▸ Written task:
Output all of the entries exactly as written.

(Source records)
================================
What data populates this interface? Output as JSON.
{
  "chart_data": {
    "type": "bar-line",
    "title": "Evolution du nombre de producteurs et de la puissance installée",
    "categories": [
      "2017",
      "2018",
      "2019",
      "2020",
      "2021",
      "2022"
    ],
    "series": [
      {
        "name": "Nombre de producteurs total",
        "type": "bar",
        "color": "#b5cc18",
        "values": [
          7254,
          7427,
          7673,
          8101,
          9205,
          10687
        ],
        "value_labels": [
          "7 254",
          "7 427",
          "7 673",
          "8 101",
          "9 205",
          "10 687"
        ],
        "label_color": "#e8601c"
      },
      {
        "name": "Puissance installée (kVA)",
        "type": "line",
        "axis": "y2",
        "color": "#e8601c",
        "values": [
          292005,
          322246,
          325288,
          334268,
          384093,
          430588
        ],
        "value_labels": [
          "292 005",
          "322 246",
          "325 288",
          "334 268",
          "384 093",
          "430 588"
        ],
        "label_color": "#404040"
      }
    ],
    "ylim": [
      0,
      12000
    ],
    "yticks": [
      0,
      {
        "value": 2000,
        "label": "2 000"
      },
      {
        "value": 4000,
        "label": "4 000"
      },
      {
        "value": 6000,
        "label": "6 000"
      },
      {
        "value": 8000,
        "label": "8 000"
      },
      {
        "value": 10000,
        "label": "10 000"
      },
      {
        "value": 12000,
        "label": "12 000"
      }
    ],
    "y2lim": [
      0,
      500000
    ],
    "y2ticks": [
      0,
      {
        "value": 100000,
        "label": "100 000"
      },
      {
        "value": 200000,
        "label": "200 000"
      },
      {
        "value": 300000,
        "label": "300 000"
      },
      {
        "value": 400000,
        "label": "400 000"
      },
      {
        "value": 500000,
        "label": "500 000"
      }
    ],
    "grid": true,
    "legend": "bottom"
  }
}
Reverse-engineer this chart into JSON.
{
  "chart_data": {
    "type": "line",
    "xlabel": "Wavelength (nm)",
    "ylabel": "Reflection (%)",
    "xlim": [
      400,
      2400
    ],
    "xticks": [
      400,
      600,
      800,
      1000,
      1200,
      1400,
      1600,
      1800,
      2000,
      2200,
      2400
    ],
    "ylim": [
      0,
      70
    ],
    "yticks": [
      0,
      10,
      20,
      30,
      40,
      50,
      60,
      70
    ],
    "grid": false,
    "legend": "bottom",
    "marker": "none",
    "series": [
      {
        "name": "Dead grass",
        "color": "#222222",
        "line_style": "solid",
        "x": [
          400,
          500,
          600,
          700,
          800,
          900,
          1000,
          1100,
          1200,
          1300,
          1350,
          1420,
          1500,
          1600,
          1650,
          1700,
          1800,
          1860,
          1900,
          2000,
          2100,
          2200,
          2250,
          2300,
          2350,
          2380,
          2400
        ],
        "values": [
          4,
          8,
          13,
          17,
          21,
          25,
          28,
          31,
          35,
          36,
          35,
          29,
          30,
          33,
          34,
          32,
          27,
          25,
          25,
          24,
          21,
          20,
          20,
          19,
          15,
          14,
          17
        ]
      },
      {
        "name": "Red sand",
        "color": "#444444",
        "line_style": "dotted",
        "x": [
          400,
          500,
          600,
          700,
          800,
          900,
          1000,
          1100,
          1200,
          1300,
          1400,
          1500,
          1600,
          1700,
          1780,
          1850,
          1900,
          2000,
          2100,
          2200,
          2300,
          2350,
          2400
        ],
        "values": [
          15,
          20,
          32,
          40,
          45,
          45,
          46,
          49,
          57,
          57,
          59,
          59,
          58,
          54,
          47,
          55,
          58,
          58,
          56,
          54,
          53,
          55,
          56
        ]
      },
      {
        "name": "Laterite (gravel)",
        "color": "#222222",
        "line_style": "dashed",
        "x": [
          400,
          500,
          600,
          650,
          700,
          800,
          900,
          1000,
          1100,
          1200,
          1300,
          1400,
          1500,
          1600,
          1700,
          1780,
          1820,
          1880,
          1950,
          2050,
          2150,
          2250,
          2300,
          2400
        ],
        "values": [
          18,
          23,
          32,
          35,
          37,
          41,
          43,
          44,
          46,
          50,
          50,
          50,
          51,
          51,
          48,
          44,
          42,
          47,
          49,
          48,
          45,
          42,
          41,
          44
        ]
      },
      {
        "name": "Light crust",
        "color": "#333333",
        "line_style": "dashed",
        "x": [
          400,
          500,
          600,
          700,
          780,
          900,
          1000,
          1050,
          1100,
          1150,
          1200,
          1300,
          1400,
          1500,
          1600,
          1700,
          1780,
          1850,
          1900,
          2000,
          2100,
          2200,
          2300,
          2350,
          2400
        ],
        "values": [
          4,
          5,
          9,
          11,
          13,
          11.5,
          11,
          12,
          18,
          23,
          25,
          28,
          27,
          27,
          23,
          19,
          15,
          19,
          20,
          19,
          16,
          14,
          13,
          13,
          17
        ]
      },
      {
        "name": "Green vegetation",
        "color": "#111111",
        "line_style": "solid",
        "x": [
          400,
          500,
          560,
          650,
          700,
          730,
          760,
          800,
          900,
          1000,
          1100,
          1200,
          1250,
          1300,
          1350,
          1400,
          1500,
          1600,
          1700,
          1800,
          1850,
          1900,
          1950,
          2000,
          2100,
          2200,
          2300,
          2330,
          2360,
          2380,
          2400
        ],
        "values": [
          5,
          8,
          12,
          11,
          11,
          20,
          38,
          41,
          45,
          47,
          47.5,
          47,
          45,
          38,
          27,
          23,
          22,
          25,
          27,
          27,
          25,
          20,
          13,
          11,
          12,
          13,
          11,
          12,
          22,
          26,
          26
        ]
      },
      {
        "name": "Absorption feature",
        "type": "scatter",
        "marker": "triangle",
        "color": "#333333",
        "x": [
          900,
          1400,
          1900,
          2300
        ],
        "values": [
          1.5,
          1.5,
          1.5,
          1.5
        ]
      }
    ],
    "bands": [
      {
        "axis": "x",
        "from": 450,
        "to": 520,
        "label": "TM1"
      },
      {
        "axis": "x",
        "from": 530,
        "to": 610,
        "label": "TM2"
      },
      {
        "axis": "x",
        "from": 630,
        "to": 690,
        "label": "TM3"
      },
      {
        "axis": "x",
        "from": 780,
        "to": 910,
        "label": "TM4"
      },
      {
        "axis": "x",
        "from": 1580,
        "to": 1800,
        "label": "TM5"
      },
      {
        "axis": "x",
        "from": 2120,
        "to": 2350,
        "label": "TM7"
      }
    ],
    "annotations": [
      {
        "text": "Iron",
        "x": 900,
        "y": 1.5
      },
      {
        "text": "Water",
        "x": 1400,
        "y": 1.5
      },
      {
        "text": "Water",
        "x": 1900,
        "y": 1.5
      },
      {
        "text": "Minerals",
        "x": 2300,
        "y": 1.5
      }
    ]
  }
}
================================
▸ Reply:
What data populates this interface? Output as JSON.
{
  "chart_data": {
    "type": "bar-line",
    "title": "Evolution du nombre de producteurs et de la puissance installée",
    "categories": [
      "2017",
      "2018",
      "2019",
      "2020",
      "2021",
      "2022"
    ],
    "series": [
      {
        "name": "Nombre de producteurs total",
        "type": "bar",
        "color": "#b5cc18",
        "values": [
          7254,
          7427,
          7673,
          8101,
          9205,
          10687
        ],
        "value_labels": [
          "7 254",
          "7 427",
          "7 673",
          "8 101",
          "9 205",
          "10 687"
        ],
        "label_color": "#e8601c"
      },
      {
        "name": "Puissance installée (kVA)",
        "type": "line",
        "axis": "y2",
        "color": "#e8601c",
        "values": [
          292005,
          322246,
          325288,
          334268,
          384093,
          430588
        ],
        "value_labels": [
          "292 005",
          "322 246",
          "325 288",
          "334 268",
          "384 093",
          "430 588"
        ],
        "label_color": "#404040"
      }
    ],
    "ylim": [
      0,
      12000
    ],
    "yticks": [
      0,
      {
        "value": 2000,
        "label": "2 000"
      },
      {
        "value": 4000,
        "label": "4 000"
      },
      {
        "value": 6000,
        "label": "6 000"
      },
      {
        "value": 8000,
        "label": "8 000"
      },
      {
        "value": 10000,
        "label": "10 000"
      },
      {
        "value": 12000,
        "label": "12 000"
      }
    ],
    "y2lim": [
      0,
      500000
    ],
    "y2ticks": [
      0,
      {
        "value": 100000,
        "label": "100 000"
      },
      {
        "value": 200000,
        "label": "200 000"
      },
      {
        "value": 300000,
        "label": "300 000"
      },
      {
        "value": 400000,
        "label": "400 000"
      },
      {
        "value": 500000,
        "label": "500 000"
      }
    ],
    "grid": true,
    "legend": "bottom"
  }
}
Reverse-engineer this chart into JSON.
{
  "chart_data": {
    "type": "line",
    "xlabel": "Wavelength (nm)",
    "ylabel": "Reflection (%)",
    "xlim": [
      400,
      2400
    ],
    "xticks": [
      400,
      600,
      800,
      1000,
      1200,
      1400,
      1600,
      1800,
      2000,
      2200,
      2400
    ],
    "ylim": [
      0,
      70
    ],
    "yticks": [
      0,
      10,
      20,
      30,
      40,
      50,
      60,
      70
    ],
    "grid": false,
    "legend": "bottom",
    "marker": "none",
    "series": [
      {
        "name": "Dead grass",
        "color": "#222222",
        "line_style": "solid",
        "x": [
          400,
          500,
          600,
          700,
          800,
          900,
          1000,
          1100,
          1200,
          1300,
          1350,
          1420,
          1500,
          1600,
          1650,
          1700,
          1800,
          1860,
          1900,
          2000,
          2100,
          2200,
          2250,
          2300,
          2350,
          2380,
          2400
        ],
        "values": [
          4,
          8,
          13,
          17,
          21,
          25,
          28,
          31,
          35,
          36,
          35,
          29,
          30,
          33,
          34,
          32,
          27,
          25,
          25,
          24,
          21,
          20,
          20,
          19,
          15,
          14,
          17
        ]
      },
      {
        "name": "Red sand",
        "color": "#444444",
        "line_style": "dotted",
        "x": [
          400,
          500,
          600,
          700,
          800,
          900,
          1000,
          1100,
          1200,
          1300,
          1400,
          1500,
          1600,
          1700,
          1780,
          1850,
          1900,
          2000,
          2100,
          2200,
          2300,
          2350,
          2400
        ],
        "values": [
          15,
          20,
          32,
          40,
          45,
          45,
          46,
          49,
          57,
          57,
          59,
          59,
          58,
          54,
          47,
          55,
          58,
          58,
          56,
          54,
          53,
          55,
          56
        ]
      },
      {
        "name": "Laterite (gravel)",
        "color": "#222222",
        "line_style": "dashed",
        "x": [
          400,
          500,
          600,
          650,
          700,
          800,
          900,
          1000,
          1100,
          1200,
          1300,
          1400,
          1500,
          1600,
          1700,
          1780,
          1820,
          1880,
          1950,
          2050,
          2150,
          2250,
          2300,
          2400
        ],
        "values": [
          18,
          23,
          32,
          35,
          37,
          41,
          43,
          44,
          46,
          50,
          50,
          50,
          51,
          51,
          48,
          44,
          42,
          47,
          49,
          48,
          45,
          42,
          41,
          44
        ]
      },
      {
        "name": "Light crust",
        "color": "#333333",
        "line_style": "dashed",
        "x": [
          400,
          500,
          600,
          700,
          780,
          900,
          1000,
          1050,
          1100,
          1150,
          1200,
          1300,
          1400,
          1500,
          1600,
          1700,
          1780,
          1850,
          1900,
          2000,
          2100,
          2200,
          2300,
          2350,
          2400
        ],
        "values": [
          4,
          5,
          9,
          11,
          13,
          11.5,
          11,
          12,
          18,
          23,
          25,
          28,
          27,
          27,
          23,
          19,
          15,
          19,
          20,
          19,
          16,
          14,
          13,
          13,
          17
        ]
      },
      {
        "name": "Green vegetation",
        "color": "#111111",
        "line_style": "solid",
        "x": [
          400,
          500,
          560,
          650,
          700,
          730,
          760,
          800,
          900,
          1000,
          1100,
          1200,
          1250,
          1300,
          1350,
          1400,
          1500,
          1600,
          1700,
          1800,
          1850,
          1900,
          1950,
          2000,
          2100,
          2200,
          2300,
          2330,
          2360,
          2380,
          2400
        ],
        "values": [
          5,
          8,
          12,
          11,
          11,
          20,
          38,
          41,
          45,
          47,
          47.5,
          47,
          45,
          38,
          27,
          23,
          22,
          25,
          27,
          27,
          25,
          20,
          13,
          11,
          12,
          13,
          11,
          12,
          22,
          26,
          26
        ]
      },
      {
        "name": "Absorption feature",
        "type": "scatter",
        "marker": "triangle",
        "color": "#333333",
        "x": [
          900,
          1400,
          1900,
          2300
        ],
        "values": [
          1.5,
          1.5,
          1.5,
          1.5
        ]
      }
    ],
    "bands": [
      {
        "axis": "x",
        "from": 450,
        "to": 520,
        "label": "TM1"
      },
      {
        "axis": "x",
        "from": 530,
        "to": 610,
        "label": "TM2"
      },
      {
        "axis": "x",
        "from": 630,
        "to": 690,
        "label": "TM3"
      },
      {
        "axis": "x",
        "from": 780,
        "to": 910,
        "label": "TM4"
      },
      {
        "axis": "x",
        "from": 1580,
        "to": 1800,
        "label": "TM5"
      },
      {
        "axis": "x",
        "from": 2120,
        "to": 2350,
        "label": "TM7"
      }
    ],
    "annotations": [
      {
        "text": "Iron",
        "x": 900,
        "y": 1.5
      },
      {
        "text": "Water",
        "x": 1400,
        "y": 1.5
      },
      {
        "text": "Water",
        "x": 1900,
        "y": 1.5
      },
      {
        "text": "Minerals",
        "x": 2300,
        "y": 1.5
      }
    ]
  }
}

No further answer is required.